REQUIREMENT: Write the material out again exactly as it stands.

STORED DATA:
»»
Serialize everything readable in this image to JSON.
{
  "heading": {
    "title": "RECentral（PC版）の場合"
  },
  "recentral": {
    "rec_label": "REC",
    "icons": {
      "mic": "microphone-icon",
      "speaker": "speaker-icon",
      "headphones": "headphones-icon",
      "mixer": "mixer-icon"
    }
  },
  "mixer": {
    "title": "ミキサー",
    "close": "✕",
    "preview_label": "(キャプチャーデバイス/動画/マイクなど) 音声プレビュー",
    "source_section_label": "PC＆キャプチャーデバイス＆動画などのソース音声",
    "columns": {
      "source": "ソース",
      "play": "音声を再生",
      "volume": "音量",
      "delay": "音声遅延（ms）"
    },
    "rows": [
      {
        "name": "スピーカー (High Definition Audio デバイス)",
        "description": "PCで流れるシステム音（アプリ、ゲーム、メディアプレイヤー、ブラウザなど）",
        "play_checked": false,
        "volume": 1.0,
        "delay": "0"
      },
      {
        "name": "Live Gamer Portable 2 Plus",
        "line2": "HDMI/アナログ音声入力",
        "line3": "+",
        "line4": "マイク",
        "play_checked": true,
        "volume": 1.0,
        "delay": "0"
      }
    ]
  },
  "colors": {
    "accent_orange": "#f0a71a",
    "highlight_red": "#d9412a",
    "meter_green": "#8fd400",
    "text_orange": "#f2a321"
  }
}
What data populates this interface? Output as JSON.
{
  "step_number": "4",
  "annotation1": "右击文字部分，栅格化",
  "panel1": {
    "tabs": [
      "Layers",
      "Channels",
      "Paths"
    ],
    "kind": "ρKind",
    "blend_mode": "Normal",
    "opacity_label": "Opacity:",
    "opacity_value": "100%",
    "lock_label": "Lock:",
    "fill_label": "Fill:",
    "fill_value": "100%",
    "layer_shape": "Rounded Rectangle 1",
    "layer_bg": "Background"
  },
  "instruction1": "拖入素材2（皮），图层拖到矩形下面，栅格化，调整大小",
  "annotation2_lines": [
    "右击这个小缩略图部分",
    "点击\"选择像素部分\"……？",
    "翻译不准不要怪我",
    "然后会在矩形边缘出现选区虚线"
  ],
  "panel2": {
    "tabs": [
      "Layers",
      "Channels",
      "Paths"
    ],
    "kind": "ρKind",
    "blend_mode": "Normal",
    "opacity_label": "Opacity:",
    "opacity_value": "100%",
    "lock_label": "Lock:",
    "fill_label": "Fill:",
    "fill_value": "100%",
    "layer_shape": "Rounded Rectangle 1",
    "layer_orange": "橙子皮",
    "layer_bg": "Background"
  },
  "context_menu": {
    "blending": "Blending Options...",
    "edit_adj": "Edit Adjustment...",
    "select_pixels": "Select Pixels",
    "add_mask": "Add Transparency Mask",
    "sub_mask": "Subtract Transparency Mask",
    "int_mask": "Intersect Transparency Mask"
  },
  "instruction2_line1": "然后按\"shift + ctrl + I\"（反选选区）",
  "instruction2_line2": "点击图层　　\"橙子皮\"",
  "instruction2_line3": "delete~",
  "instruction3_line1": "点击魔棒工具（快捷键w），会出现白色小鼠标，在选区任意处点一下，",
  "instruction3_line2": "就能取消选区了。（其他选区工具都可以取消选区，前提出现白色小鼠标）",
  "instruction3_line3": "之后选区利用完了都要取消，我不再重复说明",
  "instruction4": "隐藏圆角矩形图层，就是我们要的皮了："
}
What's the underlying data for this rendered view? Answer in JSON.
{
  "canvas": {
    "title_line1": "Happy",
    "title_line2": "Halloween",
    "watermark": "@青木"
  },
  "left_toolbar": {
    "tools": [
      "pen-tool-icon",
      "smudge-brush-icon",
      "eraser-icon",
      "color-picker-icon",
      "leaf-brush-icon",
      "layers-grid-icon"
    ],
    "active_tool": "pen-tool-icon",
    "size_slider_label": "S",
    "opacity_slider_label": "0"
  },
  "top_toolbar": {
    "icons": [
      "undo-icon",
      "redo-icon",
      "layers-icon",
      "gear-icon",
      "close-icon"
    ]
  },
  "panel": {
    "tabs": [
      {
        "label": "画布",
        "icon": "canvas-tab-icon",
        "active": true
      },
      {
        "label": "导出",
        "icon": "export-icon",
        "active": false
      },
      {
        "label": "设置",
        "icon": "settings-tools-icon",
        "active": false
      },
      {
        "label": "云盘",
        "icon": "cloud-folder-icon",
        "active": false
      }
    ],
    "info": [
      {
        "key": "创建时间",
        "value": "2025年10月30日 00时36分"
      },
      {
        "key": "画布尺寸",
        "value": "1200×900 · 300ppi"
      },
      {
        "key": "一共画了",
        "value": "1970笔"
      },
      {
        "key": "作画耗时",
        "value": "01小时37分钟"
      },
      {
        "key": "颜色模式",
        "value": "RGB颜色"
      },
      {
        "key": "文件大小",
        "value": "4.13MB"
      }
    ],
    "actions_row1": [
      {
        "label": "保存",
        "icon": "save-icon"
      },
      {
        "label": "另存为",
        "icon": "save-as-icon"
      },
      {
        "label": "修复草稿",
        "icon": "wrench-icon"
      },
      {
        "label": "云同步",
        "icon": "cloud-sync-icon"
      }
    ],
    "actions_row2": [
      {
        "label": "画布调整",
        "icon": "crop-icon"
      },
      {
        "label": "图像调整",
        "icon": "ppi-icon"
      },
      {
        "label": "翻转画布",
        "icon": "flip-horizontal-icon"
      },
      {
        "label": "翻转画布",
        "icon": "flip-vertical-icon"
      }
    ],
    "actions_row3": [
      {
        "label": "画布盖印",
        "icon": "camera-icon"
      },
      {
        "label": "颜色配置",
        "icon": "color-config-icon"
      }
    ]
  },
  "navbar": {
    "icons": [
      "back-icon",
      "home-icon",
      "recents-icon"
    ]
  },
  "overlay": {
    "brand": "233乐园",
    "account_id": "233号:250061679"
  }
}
««
EXERCISE OUTPUT:
Serialize everything readable in this image to JSON.
{
  "heading": {
    "title": "RECentral（PC版）の場合"
  },
  "recentral": {
    "rec_label": "REC",
    "icons": {
      "mic": "microphone-icon",
      "speaker": "speaker-icon",
      "headphones": "headphones-icon",
      "mixer": "mixer-icon"
    }
  },
  "mixer": {
    "title": "ミキサー",
    "close": "✕",
    "preview_label": "(キャプチャーデバイス/動画/マイクなど) 音声プレビュー",
    "source_section_label": "PC＆キャプチャーデバイス＆動画などのソース音声",
    "columns": {
      "source": "ソース",
      "play": "音声を再生",
      "volume": "音量",
      "delay": "音声遅延（ms）"
    },
    "rows": [
      {
        "name": "スピーカー (High Definition Audio デバイス)",
        "description": "PCで流れるシステム音（アプリ、ゲーム、メディアプレイヤー、ブラウザなど）",
        "play_checked": false,
        "volume": 1.0,
        "delay": "0"
      },
      {
        "name": "Live Gamer Portable 2 Plus",
        "line2": "HDMI/アナログ音声入力",
        "line3": "+",
        "line4": "マイク",
        "play_checked": true,
        "volume": 1.0,
        "delay": "0"
      }
    ]
  },
  "colors": {
    "accent_orange": "#f0a71a",
    "highlight_red": "#d9412a",
    "meter_green": "#8fd400",
    "text_orange": "#f2a321"
  }
}
What data populates this interface? Output as JSON.
{
  "step_number": "4",
  "annotation1": "右击文字部分，栅格化",
  "panel1": {
    "tabs": [
      "Layers",
      "Channels",
      "Paths"
    ],
    "kind": "ρKind",
    "blend_mode": "Normal",
    "opacity_label": "Opacity:",
    "opacity_value": "100%",
    "lock_label": "Lock:",
    "fill_label": "Fill:",
    "fill_value": "100%",
    "layer_shape": "Rounded Rectangle 1",
    "layer_bg": "Background"
  },
  "instruction1": "拖入素材2（皮），图层拖到矩形下面，栅格化，调整大小",
  "annotation2_lines": [
    "右击这个小缩略图部分",
    "点击\"选择像素部分\"……？",
    "翻译不准不要怪我",
    "然后会在矩形边缘出现选区虚线"
  ],
  "panel2": {
    "tabs": [
      "Layers",
      "Channels",
      "Paths"
    ],
    "kind": "ρKind",
    "blend_mode": "Normal",
    "opacity_label": "Opacity:",
    "opacity_value": "100%",
    "lock_label": "Lock:",
    "fill_label": "Fill:",
    "fill_value": "100%",
    "layer_shape": "Rounded Rectangle 1",
    "layer_orange": "橙子皮",
    "layer_bg": "Background"
  },
  "context_menu": {
    "blending": "Blending Options...",
    "edit_adj": "Edit Adjustment...",
    "select_pixels": "Select Pixels",
    "add_mask": "Add Transparency Mask",
    "sub_mask": "Subtract Transparency Mask",
    "int_mask": "Intersect Transparency Mask"
  },
  "instruction2_line1": "然后按\"shift + ctrl + I\"（反选选区）",
  "instruction2_line2": "点击图层　　\"橙子皮\"",
  "instruction2_line3": "delete~",
  "instruction3_line1": "点击魔棒工具（快捷键w），会出现白色小鼠标，在选区任意处点一下，",
  "instruction3_line2": "就能取消选区了。（其他选区工具都可以取消选区，前提出现白色小鼠标）",
  "instruction3_line3": "之后选区利用完了都要取消，我不再重复说明",
  "instruction4": "隐藏圆角矩形图层，就是我们要的皮了："
}
What's the underlying data for this rendered view? Answer in JSON.
{
  "canvas": {
    "title_line1": "Happy",
    "title_line2": "Halloween",
    "watermark": "@青木"
  },
  "left_toolbar": {
    "tools": [
      "pen-tool-icon",
      "smudge-brush-icon",
      "eraser-icon",
      "color-picker-icon",
      "leaf-brush-icon",
      "layers-grid-icon"
    ],
    "active_tool": "pen-tool-icon",
    "size_slider_label": "S",
    "opacity_slider_label": "0"
  },
  "top_toolbar": {
    "icons": [
      "undo-icon",
      "redo-icon",
      "layers-icon",
      "gear-icon",
      "close-icon"
    ]
  },
  "panel": {
    "tabs": [
      {
        "label": "画布",
        "icon": "canvas-tab-icon",
        "active": true
      },
      {
        "label": "导出",
        "icon": "export-icon",
        "active": false
      },
      {
        "label": "设置",
        "icon": "settings-tools-icon",
        "active": false
      },
      {
        "label": "云盘",
        "icon": "cloud-folder-icon",
        "active": false
      }
    ],
    "info": [
      {
        "key": "创建时间",
        "value": "2025年10月30日 00时36分"
      },
      {
        "key": "画布尺寸",
        "value": "1200×900 · 300ppi"
      },
      {
        "key": "一共画了",
        "value": "1970笔"
      },
      {
        "key": "作画耗时",
        "value": "01小时37分钟"
      },
      {
        "key": "颜色模式",
        "value": "RGB颜色"
      },
      {
        "key": "文件大小",
        "value": "4.13MB"
      }
    ],
    "actions_row1": [
      {
        "label": "保存",
        "icon": "save-icon"
      },
      {
        "label": "另存为",
        "icon": "save-as-icon"
      },
      {
        "label": "修复草稿",
        "icon": "wrench-icon"
      },
      {
        "label": "云同步",
        "icon": "cloud-sync-icon"
      }
    ],
    "actions_row2": [
      {
        "label": "画布调整",
        "icon": "crop-icon"
      },
      {
        "label": "图像调整",
        "icon": "ppi-icon"
      },
      {
        "label": "翻转画布",
        "icon": "flip-horizontal-icon"
      },
      {
        "label": "翻转画布",
        "icon": "flip-vertical-icon"
      }
    ],
    "actions_row3": [
      {
        "label": "画布盖印",
        "icon": "camera-icon"
      },
      {
        "label": "颜色配置",
        "icon": "color-config-icon"
      }
    ]
  },
  "navbar": {
    "icons": [
      "back-icon",
      "home-icon",
      "recents-icon"
    ]
  },
  "overlay": {
    "brand": "233乐园",
    "account_id": "233号:250061679"
  }
}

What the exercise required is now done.